[Stated goal]:
Retype all the records with nothing changed.

***** Data provided

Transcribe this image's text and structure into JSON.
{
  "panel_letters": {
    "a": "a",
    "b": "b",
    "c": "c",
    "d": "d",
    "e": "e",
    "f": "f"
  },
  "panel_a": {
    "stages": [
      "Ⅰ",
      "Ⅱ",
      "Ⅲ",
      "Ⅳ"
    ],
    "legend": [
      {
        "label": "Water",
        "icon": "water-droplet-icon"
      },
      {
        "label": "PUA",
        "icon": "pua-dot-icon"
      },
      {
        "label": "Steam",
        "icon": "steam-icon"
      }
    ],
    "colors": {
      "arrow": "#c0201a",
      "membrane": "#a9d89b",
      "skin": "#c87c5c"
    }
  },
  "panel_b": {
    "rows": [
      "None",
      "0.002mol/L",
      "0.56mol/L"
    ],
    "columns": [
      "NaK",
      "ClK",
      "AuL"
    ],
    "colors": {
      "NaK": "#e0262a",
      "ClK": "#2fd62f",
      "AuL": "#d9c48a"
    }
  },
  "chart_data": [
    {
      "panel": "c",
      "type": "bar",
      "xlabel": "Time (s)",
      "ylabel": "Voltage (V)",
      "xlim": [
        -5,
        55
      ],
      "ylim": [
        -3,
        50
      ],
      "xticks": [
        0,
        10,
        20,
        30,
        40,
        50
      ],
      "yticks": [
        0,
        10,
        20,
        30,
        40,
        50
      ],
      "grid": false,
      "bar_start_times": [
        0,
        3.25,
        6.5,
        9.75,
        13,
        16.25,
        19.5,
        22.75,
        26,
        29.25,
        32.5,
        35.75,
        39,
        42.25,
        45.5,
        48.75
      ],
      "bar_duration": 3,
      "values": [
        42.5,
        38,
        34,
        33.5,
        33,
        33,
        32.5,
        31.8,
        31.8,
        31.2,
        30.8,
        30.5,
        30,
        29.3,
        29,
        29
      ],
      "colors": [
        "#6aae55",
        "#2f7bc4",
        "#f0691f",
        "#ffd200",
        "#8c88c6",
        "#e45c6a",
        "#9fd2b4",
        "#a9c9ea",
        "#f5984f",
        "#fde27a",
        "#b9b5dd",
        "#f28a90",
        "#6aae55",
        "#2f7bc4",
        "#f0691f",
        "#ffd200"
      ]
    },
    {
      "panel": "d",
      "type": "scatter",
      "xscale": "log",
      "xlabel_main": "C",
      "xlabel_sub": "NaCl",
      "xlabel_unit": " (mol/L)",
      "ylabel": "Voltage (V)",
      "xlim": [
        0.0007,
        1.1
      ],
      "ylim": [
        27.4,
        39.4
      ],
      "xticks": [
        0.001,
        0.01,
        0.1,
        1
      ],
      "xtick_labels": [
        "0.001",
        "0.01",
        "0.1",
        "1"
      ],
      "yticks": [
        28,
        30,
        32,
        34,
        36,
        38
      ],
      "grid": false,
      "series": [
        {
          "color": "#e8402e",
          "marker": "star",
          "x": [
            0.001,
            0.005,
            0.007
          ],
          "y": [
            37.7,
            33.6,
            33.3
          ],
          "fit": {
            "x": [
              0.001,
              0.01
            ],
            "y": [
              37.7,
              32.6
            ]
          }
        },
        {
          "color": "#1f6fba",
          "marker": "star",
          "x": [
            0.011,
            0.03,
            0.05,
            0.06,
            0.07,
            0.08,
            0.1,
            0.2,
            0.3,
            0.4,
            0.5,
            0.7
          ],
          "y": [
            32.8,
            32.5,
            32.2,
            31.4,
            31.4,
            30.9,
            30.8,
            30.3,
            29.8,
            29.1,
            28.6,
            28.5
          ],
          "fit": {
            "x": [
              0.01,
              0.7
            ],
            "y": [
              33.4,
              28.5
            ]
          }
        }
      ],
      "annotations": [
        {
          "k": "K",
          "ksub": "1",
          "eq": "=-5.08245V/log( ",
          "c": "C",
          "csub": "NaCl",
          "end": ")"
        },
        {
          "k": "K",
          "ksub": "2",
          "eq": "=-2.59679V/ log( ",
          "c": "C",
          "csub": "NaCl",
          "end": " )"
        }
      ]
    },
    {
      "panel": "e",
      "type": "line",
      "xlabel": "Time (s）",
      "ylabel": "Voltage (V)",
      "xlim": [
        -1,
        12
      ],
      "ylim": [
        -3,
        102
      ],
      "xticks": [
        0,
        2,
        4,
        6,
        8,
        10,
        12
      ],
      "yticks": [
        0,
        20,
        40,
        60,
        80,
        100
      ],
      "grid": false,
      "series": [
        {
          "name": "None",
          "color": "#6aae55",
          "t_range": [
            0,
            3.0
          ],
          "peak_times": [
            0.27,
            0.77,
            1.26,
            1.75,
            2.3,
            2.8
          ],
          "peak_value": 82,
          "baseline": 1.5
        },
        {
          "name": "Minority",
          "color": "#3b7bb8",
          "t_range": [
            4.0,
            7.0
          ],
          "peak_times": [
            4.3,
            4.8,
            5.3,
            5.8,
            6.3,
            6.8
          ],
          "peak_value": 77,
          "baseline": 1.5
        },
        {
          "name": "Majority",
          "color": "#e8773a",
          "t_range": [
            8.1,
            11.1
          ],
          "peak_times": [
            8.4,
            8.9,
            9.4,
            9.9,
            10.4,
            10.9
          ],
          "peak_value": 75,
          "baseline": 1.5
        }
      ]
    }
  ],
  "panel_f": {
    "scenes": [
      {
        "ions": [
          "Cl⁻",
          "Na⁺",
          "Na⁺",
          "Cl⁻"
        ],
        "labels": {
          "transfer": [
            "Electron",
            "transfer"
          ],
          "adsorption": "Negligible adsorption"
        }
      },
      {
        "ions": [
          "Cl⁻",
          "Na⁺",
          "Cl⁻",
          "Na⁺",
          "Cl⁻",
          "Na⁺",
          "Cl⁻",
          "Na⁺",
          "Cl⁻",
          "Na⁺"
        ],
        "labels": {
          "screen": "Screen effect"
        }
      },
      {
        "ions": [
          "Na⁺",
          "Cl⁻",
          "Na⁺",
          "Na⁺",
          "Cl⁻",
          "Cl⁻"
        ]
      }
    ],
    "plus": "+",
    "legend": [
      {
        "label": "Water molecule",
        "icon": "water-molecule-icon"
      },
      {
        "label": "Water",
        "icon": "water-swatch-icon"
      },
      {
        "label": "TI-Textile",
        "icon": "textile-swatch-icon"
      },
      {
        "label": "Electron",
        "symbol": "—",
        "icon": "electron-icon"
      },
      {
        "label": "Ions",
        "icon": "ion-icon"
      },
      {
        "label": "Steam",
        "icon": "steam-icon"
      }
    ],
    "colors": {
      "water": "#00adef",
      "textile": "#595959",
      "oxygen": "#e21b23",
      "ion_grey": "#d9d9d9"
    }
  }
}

**********

[Solution to the exercise]:
Transcribe this image's text and structure into JSON.
{
  "panel_letters": {
    "a": "a",
    "b": "b",
    "c": "c",
    "d": "d",
    "e": "e",
    "f": "f"
  },
  "panel_a": {
    "stages": [
      "Ⅰ",
      "Ⅱ",
      "Ⅲ",
      "Ⅳ"
    ],
    "legend": [
      {
        "label": "Water",
        "icon": "water-droplet-icon"
      },
      {
        "label": "PUA",
        "icon": "pua-dot-icon"
      },
      {
        "label": "Steam",
        "icon": "steam-icon"
      }
    ],
    "colors": {
      "arrow": "#c0201a",
      "membrane": "#a9d89b",
      "skin": "#c87c5c"
    }
  },
  "panel_b": {
    "rows": [
      "None",
      "0.002mol/L",
      "0.56mol/L"
    ],
    "columns": [
      "NaK",
      "ClK",
      "AuL"
    ],
    "colors": {
      "NaK": "#e0262a",
      "ClK": "#2fd62f",
      "AuL": "#d9c48a"
    }
  },
  "chart_data": [
    {
      "panel": "c",
      "type": "bar",
      "xlabel": "Time (s)",
      "ylabel": "Voltage (V)",
      "xlim": [
        -5,
        55
      ],
      "ylim": [
        -3,
        50
      ],
      "xticks": [
        0,
        10,
        20,
        30,
        40,
        50
      ],
      "yticks": [
        0,
        10,
        20,
        30,
        40,
        50
      ],
      "grid": false,
      "bar_start_times": [
        0,
        3.25,
        6.5,
        9.75,
        13,
        16.25,
        19.5,
        22.75,
        26,
        29.25,
        32.5,
        35.75,
        39,
        42.25,
        45.5,
        48.75
      ],
      "bar_duration": 3,
      "values": [
        42.5,
        38,
        34,
        33.5,
        33,
        33,
        32.5,
        31.8,
        31.8,
        31.2,
        30.8,
        30.5,
        30,
        29.3,
        29,
        29
      ],
      "colors": [
        "#6aae55",
        "#2f7bc4",
        "#f0691f",
        "#ffd200",
        "#8c88c6",
        "#e45c6a",
        "#9fd2b4",
        "#a9c9ea",
        "#f5984f",
        "#fde27a",
        "#b9b5dd",
        "#f28a90",
        "#6aae55",
        "#2f7bc4",
        "#f0691f",
        "#ffd200"
      ]
    },
    {
      "panel": "d",
      "type": "scatter",
      "xscale": "log",
      "xlabel_main": "C",
      "xlabel_sub": "NaCl",
      "xlabel_unit": " (mol/L)",
      "ylabel": "Voltage (V)",
      "xlim": [
        0.0007,
        1.1
      ],
      "ylim": [
        27.4,
        39.4
      ],
      "xticks": [
        0.001,
        0.01,
        0.1,
        1
      ],
      "xtick_labels": [
        "0.001",
        "0.01",
        "0.1",
        "1"
      ],
      "yticks": [
        28,
        30,
        32,
        34,
        36,
        38
      ],
      "grid": false,
      "series": [
        {
          "color": "#e8402e",
          "marker": "star",
          "x": [
            0.001,
            0.005,
            0.007
          ],
          "y": [
            37.7,
            33.6,
            33.3
          ],
          "fit": {
            "x": [
              0.001,
              0.01
            ],
            "y": [
              37.7,
              32.6
            ]
          }
        },
        {
          "color": "#1f6fba",
          "marker": "star",
          "x": [
            0.011,
            0.03,
            0.05,
            0.06,
            0.07,
            0.08,
            0.1,
            0.2,
            0.3,
            0.4,
            0.5,
            0.7
          ],
          "y": [
            32.8,
            32.5,
            32.2,
            31.4,
            31.4,
            30.9,
            30.8,
            30.3,
            29.8,
            29.1,
            28.6,
            28.5
          ],
          "fit": {
            "x": [
              0.01,
              0.7
            ],
            "y": [
              33.4,
              28.5
            ]
          }
        }
      ],
      "annotations": [
        {
          "k": "K",
          "ksub": "1",
          "eq": "=-5.08245V/log( ",
          "c": "C",
          "csub": "NaCl",
          "end": ")"
        },
        {
          "k": "K",
          "ksub": "2",
          "eq": "=-2.59679V/ log( ",
          "c": "C",
          "csub": "NaCl",
          "end": " )"
        }
      ]
    },
    {
      "panel": "e",
      "type": "line",
      "xlabel": "Time (s）",
      "ylabel": "Voltage (V)",
      "xlim": [
        -1,
        12
      ],
      "ylim": [
        -3,
        102
      ],
      "xticks": [
        0,
        2,
        4,
        6,
        8,
        10,
        12
      ],
      "yticks": [
        0,
        20,
        40,
        60,
        80,
        100
      ],
      "grid": false,
      "series": [
        {
          "name": "None",
          "color": "#6aae55",
          "t_range": [
            0,
            3.0
          ],
          "peak_times": [
            0.27,
            0.77,
            1.26,
            1.75,
            2.3,
            2.8
          ],
          "peak_value": 82,
          "baseline": 1.5
        },
        {
          "name": "Minority",
          "color": "#3b7bb8",
          "t_range": [
            4.0,
            7.0
          ],
          "peak_times": [
            4.3,
            4.8,
            5.3,
            5.8,
            6.3,
            6.8
          ],
          "peak_value": 77,
          "baseline": 1.5
        },
        {
          "name": "Majority",
          "color": "#e8773a",
          "t_range": [
            8.1,
            11.1
          ],
          "peak_times": [
            8.4,
            8.9,
            9.4,
            9.9,
            10.4,
            10.9
          ],
          "peak_value": 75,
          "baseline": 1.5
        }
      ]
    }
  ],
  "panel_f": {
    "scenes": [
      {
        "ions": [
          "Cl⁻",
          "Na⁺",
          "Na⁺",
          "Cl⁻"
        ],
        "labels": {
          "transfer": [
            "Electron",
            "transfer"
          ],
          "adsorption": "Negligible adsorption"
        }
      },
      {
        "ions": [
          "Cl⁻",
          "Na⁺",
          "Cl⁻",
          "Na⁺",
          "Cl⁻",
          "Na⁺",
          "Cl⁻",
          "Na⁺",
          "Cl⁻",
          "Na⁺"
        ],
        "labels": {
          "screen": "Screen effect"
        }
      },
      {
        "ions": [
          "Na⁺",
          "Cl⁻",
          "Na⁺",
          "Na⁺",
          "Cl⁻",
          "Cl⁻"
        ]
      }
    ],
    "plus": "+",
    "legend": [
      {
        "label": "Water molecule",
        "icon": "water-molecule-icon"
      },
      {
        "label": "Water",
        "icon": "water-swatch-icon"
      },
      {
        "label": "TI-Textile",
        "icon": "textile-swatch-icon"
      },
      {
        "label": "Electron",
        "symbol": "—",
        "icon": "electron-icon"
      },
      {
        "label": "Ions",
        "icon": "ion-icon"
      },
      {
        "label": "Steam",
        "icon": "steam-icon"
      }
    ],
    "colors": {
      "water": "#00adef",
      "textile": "#595959",
      "oxygen": "#e21b23",
      "ion_grey": "#d9d9d9"
    }
  }
}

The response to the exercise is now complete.